* **What to do**
Keep only the lines that hold the string "défilé", filtering out the rest of the entries below.
*** Input rows ***
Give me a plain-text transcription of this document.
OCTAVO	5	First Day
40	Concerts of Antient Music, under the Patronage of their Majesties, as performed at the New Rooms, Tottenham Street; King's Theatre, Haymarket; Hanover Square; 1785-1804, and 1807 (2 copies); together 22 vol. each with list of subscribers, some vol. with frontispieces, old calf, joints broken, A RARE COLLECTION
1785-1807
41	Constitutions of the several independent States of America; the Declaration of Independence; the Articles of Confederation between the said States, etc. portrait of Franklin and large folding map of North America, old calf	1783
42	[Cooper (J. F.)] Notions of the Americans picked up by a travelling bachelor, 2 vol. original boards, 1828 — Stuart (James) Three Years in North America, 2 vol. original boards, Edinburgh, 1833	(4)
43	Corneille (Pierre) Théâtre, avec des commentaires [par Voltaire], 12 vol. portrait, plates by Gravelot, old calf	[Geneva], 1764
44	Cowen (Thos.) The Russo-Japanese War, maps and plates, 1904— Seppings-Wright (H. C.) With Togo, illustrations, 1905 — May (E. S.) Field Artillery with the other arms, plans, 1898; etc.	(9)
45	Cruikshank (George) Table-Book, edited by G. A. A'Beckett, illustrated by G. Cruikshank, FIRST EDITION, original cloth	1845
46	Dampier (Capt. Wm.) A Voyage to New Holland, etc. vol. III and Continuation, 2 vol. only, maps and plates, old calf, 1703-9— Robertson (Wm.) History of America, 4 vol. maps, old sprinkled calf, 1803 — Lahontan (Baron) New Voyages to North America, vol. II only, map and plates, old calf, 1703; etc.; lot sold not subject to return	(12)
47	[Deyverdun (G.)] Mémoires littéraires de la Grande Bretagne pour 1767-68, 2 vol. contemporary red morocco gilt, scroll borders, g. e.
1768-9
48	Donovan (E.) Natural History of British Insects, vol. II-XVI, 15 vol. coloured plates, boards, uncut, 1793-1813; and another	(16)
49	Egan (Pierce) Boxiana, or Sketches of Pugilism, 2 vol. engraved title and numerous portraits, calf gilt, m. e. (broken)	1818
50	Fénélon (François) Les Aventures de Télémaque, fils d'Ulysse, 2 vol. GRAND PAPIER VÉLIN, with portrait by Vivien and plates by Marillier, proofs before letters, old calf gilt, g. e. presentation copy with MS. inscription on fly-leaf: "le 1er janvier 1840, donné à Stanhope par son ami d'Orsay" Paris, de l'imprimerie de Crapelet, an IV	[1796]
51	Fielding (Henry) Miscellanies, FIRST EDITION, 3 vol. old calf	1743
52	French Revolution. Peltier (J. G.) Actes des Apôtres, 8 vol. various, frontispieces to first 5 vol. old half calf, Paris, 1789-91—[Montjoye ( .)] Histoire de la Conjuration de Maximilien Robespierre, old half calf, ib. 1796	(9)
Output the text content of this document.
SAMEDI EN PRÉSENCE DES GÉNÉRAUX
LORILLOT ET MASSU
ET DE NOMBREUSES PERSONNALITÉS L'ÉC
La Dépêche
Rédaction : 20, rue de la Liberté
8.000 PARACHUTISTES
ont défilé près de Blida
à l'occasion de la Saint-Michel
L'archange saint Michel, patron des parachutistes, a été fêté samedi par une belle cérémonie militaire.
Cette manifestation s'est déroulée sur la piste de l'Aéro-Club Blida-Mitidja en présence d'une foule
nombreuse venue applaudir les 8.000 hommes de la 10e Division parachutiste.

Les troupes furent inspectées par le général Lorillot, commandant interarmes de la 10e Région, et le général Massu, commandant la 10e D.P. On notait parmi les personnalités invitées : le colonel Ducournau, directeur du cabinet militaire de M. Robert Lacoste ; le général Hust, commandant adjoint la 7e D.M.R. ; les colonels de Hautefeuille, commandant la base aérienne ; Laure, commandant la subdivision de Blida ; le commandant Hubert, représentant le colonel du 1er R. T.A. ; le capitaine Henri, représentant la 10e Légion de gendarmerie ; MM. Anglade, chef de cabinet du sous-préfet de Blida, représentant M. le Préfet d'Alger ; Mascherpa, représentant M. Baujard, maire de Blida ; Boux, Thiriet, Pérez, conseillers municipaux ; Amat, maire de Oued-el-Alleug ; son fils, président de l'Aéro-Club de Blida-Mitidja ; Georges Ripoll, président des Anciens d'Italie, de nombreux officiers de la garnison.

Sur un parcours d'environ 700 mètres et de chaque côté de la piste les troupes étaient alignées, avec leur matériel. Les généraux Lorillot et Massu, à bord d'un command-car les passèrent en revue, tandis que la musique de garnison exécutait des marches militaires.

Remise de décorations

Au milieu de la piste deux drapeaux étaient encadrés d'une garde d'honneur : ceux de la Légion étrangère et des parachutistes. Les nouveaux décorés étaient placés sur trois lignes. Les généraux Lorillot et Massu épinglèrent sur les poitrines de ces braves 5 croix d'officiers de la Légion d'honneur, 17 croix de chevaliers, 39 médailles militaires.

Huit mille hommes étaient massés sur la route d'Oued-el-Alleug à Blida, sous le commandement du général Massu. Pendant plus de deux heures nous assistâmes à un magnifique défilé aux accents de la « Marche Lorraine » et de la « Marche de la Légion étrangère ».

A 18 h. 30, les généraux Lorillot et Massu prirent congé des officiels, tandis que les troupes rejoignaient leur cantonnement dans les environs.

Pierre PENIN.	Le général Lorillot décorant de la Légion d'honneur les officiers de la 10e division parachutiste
***
* **Solution to this task**
ont défilé près de Blida
Huit mille hommes étaient massés sur la route d'Oued-el-Alleug à Blida, sous le commandement du général Massu. Pendant plus de deux heures nous assistâmes à un magnifique défilé aux accents de la « Marche Lorraine » et de la « Marche de la Légion étrangère ».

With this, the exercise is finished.